### To be done
In the records below, count every line containing "this". Reply with the number only.

Data records:
====
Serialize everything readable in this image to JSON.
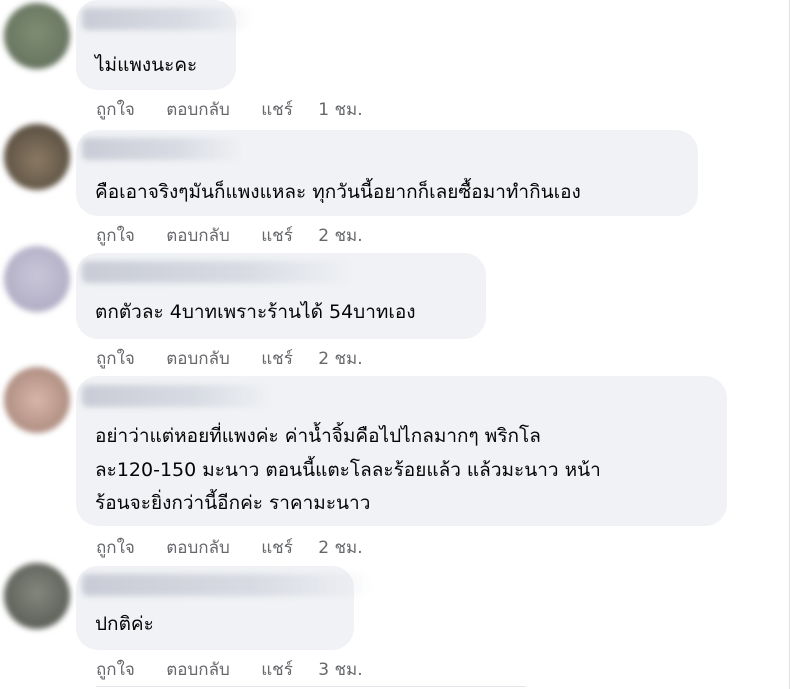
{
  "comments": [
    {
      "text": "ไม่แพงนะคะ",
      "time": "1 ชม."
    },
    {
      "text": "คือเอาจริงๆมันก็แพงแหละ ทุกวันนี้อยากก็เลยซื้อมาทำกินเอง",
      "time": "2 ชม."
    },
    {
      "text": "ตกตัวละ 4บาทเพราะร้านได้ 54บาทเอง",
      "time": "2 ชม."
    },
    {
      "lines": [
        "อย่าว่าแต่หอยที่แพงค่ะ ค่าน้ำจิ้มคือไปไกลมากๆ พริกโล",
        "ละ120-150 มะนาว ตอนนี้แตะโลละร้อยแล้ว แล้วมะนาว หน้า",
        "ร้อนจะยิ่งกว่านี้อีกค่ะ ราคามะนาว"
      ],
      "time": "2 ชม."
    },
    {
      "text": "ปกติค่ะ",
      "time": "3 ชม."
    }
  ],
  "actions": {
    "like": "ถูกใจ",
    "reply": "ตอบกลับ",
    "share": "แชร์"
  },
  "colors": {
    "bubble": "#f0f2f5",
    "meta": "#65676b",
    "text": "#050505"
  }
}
====
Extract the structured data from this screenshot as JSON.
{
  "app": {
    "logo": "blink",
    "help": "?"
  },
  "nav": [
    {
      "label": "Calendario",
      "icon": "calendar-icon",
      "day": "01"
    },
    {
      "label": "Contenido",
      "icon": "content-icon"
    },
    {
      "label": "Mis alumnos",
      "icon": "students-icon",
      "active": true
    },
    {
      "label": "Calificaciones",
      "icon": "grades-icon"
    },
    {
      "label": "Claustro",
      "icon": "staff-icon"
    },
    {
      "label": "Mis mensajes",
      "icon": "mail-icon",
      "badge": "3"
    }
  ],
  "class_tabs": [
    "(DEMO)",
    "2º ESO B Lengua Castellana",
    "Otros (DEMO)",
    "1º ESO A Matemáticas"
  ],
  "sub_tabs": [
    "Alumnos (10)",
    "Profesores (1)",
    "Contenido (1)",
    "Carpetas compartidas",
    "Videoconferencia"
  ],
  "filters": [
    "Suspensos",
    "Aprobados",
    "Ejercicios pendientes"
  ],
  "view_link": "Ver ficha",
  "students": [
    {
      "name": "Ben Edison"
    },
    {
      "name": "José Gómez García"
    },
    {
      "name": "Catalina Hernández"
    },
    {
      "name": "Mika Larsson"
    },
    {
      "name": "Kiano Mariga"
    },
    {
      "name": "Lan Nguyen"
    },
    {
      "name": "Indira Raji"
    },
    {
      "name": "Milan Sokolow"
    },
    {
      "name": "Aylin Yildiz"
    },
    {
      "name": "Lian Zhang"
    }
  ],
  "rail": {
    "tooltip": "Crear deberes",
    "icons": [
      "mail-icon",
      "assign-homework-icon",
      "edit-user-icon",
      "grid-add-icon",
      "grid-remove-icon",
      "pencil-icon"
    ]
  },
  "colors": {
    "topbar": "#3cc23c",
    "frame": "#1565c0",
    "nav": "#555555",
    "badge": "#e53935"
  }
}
====
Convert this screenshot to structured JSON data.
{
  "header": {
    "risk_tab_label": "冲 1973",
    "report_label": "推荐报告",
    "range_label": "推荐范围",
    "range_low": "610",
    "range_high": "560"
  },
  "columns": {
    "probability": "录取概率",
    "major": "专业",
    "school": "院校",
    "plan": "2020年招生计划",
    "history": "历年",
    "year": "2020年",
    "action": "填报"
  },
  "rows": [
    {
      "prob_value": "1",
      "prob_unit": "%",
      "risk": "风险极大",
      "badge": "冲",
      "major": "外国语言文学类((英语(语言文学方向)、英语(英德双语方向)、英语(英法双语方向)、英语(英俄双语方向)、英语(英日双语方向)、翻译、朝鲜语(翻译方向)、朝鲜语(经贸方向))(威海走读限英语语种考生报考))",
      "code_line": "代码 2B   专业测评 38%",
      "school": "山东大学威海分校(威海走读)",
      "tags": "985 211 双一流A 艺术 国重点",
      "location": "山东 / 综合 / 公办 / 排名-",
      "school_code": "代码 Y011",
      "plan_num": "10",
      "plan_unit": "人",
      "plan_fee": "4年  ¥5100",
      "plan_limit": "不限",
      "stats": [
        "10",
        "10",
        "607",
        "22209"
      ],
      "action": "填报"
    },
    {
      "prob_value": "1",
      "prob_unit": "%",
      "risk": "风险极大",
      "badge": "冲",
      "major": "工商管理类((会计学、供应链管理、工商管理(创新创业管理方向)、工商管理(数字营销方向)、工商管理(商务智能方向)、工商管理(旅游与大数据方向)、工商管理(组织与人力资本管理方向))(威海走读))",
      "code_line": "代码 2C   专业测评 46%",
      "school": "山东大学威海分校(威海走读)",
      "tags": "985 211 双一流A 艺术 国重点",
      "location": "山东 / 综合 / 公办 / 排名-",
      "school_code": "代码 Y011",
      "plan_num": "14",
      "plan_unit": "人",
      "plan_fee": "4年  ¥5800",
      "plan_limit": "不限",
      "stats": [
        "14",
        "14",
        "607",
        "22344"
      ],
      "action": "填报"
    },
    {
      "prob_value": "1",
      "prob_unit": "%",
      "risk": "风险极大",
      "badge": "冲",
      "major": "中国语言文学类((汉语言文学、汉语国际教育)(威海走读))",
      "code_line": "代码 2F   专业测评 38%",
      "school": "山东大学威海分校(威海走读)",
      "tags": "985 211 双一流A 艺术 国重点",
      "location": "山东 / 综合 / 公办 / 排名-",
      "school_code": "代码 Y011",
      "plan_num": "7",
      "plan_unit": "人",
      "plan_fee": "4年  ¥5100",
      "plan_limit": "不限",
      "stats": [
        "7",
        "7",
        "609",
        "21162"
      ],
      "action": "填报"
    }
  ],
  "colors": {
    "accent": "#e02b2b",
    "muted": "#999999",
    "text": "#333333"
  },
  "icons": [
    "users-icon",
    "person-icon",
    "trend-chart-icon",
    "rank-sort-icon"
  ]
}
====
### The response
3